- _Data lines_
----
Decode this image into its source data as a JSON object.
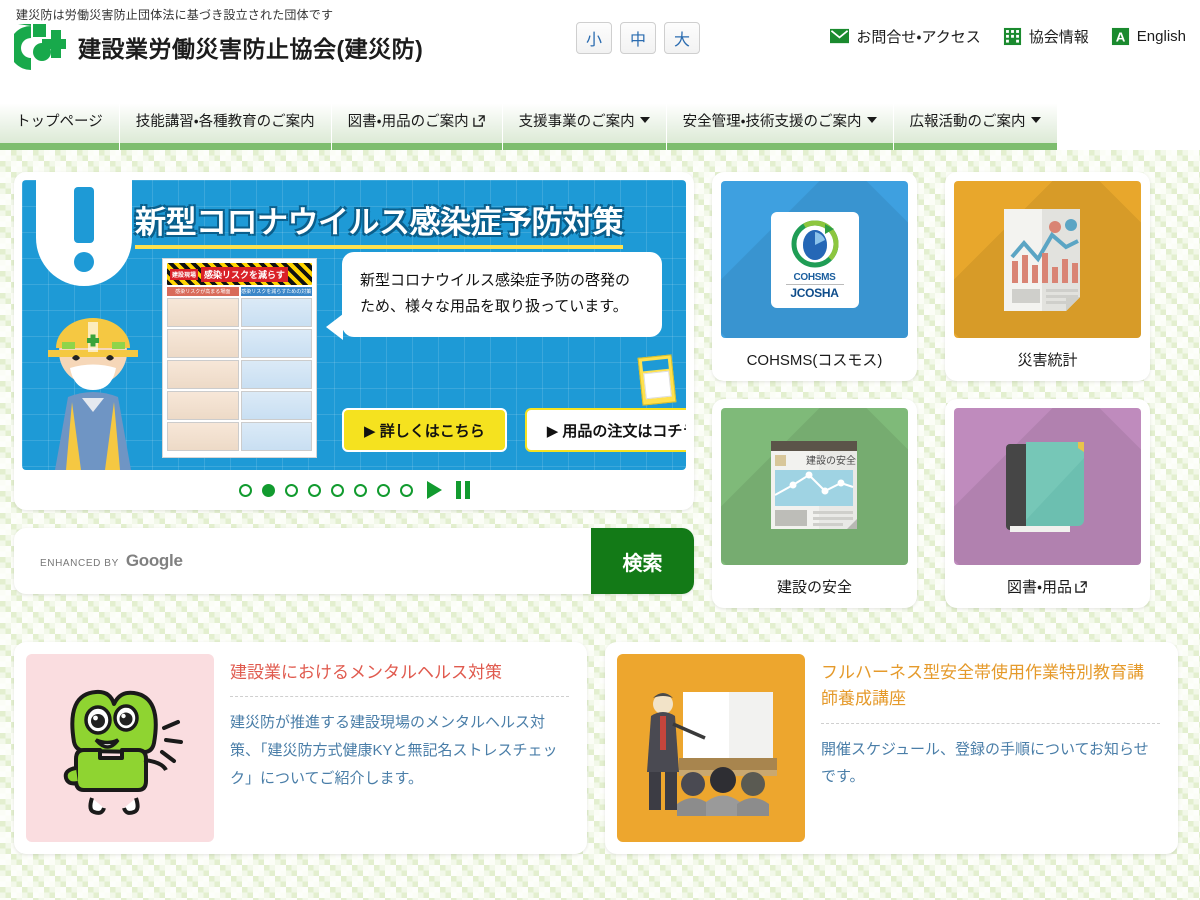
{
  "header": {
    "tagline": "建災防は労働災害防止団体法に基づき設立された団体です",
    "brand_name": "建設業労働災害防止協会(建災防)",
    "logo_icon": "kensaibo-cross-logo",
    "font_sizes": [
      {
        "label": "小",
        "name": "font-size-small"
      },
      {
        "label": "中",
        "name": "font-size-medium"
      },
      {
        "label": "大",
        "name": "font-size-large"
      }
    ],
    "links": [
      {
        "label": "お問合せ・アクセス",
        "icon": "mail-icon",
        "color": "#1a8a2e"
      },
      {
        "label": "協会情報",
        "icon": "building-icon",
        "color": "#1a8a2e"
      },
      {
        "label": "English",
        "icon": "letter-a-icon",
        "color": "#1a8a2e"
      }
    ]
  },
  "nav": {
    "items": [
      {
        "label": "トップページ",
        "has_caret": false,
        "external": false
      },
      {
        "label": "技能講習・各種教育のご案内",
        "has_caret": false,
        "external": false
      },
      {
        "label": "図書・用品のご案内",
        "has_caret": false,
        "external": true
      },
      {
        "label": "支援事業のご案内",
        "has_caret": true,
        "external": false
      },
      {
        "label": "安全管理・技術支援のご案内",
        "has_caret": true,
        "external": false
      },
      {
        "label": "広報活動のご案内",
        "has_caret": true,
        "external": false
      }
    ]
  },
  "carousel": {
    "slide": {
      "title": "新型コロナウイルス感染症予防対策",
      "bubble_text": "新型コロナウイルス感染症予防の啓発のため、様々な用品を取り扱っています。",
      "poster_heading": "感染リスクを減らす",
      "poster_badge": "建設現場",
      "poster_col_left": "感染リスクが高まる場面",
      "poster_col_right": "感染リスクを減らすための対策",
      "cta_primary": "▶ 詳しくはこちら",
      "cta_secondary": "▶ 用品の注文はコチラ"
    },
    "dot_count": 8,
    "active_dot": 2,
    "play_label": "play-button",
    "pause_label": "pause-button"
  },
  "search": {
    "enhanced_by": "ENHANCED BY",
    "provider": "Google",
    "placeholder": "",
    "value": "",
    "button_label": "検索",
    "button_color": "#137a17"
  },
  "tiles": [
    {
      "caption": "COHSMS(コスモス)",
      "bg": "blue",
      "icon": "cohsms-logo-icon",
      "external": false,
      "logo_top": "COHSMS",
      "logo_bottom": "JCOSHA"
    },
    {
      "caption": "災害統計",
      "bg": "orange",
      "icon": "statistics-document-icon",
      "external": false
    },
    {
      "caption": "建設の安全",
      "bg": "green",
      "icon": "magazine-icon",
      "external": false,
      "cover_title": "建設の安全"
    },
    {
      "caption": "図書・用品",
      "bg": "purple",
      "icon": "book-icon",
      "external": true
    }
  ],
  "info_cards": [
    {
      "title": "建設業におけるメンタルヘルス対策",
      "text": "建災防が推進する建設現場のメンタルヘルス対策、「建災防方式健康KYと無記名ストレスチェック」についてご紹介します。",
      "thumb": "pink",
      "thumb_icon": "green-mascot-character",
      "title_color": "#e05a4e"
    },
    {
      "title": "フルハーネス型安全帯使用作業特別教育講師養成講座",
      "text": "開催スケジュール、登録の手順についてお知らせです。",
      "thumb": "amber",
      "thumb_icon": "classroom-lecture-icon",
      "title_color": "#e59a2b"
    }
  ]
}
----
- _Exercise_
Write every entry out again exactly, dropping the pictures.

- _Response to this task_
Decode this image into its source data as a JSON object.
{
  "header": {
    "tagline": "建災防は労働災害防止団体法に基づき設立された団体です",
    "brand_name": "建設業労働災害防止協会(建災防)",
    "logo_icon": "kensaibo-cross-logo",
    "font_sizes": [
      {
        "label": "小",
        "name": "font-size-small"
      },
      {
        "label": "中",
        "name": "font-size-medium"
      },
      {
        "label": "大",
        "name": "font-size-large"
      }
    ],
    "links": [
      {
        "label": "お問合せ・アクセス",
        "icon": "mail-icon",
        "color": "#1a8a2e"
      },
      {
        "label": "協会情報",
        "icon": "building-icon",
        "color": "#1a8a2e"
      },
      {
        "label": "English",
        "icon": "letter-a-icon",
        "color": "#1a8a2e"
      }
    ]
  },
  "nav": {
    "items": [
      {
        "label": "トップページ",
        "has_caret": false,
        "external": false
      },
      {
        "label": "技能講習・各種教育のご案内",
        "has_caret": false,
        "external": false
      },
      {
        "label": "図書・用品のご案内",
        "has_caret": false,
        "external": true
      },
      {
        "label": "支援事業のご案内",
        "has_caret": true,
        "external": false
      },
      {
        "label": "安全管理・技術支援のご案内",
        "has_caret": true,
        "external": false
      },
      {
        "label": "広報活動のご案内",
        "has_caret": true,
        "external": false
      }
    ]
  },
  "carousel": {
    "slide": {
      "title": "新型コロナウイルス感染症予防対策",
      "bubble_text": "新型コロナウイルス感染症予防の啓発のため、様々な用品を取り扱っています。",
      "poster_heading": "感染リスクを減らす",
      "poster_badge": "建設現場",
      "poster_col_left": "感染リスクが高まる場面",
      "poster_col_right": "感染リスクを減らすための対策",
      "cta_primary": "▶ 詳しくはこちら",
      "cta_secondary": "▶ 用品の注文はコチラ"
    },
    "dot_count": 8,
    "active_dot": 2,
    "play_label": "play-button",
    "pause_label": "pause-button"
  },
  "search": {
    "enhanced_by": "ENHANCED BY",
    "provider": "Google",
    "placeholder": "",
    "value": "",
    "button_label": "検索",
    "button_color": "#137a17"
  },
  "tiles": [
    {
      "caption": "COHSMS(コスモス)",
      "bg": "blue",
      "icon": "cohsms-logo-icon",
      "external": false,
      "logo_top": "COHSMS",
      "logo_bottom": "JCOSHA"
    },
    {
      "caption": "災害統計",
      "bg": "orange",
      "icon": "statistics-document-icon",
      "external": false
    },
    {
      "caption": "建設の安全",
      "bg": "green",
      "icon": "magazine-icon",
      "external": false,
      "cover_title": "建設の安全"
    },
    {
      "caption": "図書・用品",
      "bg": "purple",
      "icon": "book-icon",
      "external": true
    }
  ],
  "info_cards": [
    {
      "title": "建設業におけるメンタルヘルス対策",
      "text": "建災防が推進する建設現場のメンタルヘルス対策、「建災防方式健康KYと無記名ストレスチェック」についてご紹介します。",
      "thumb": "pink",
      "thumb_icon": "green-mascot-character",
      "title_color": "#e05a4e"
    },
    {
      "title": "フルハーネス型安全帯使用作業特別教育講師養成講座",
      "text": "開催スケジュール、登録の手順についてお知らせです。",
      "thumb": "amber",
      "thumb_icon": "classroom-lecture-icon",
      "title_color": "#e59a2b"
    }
  ]
}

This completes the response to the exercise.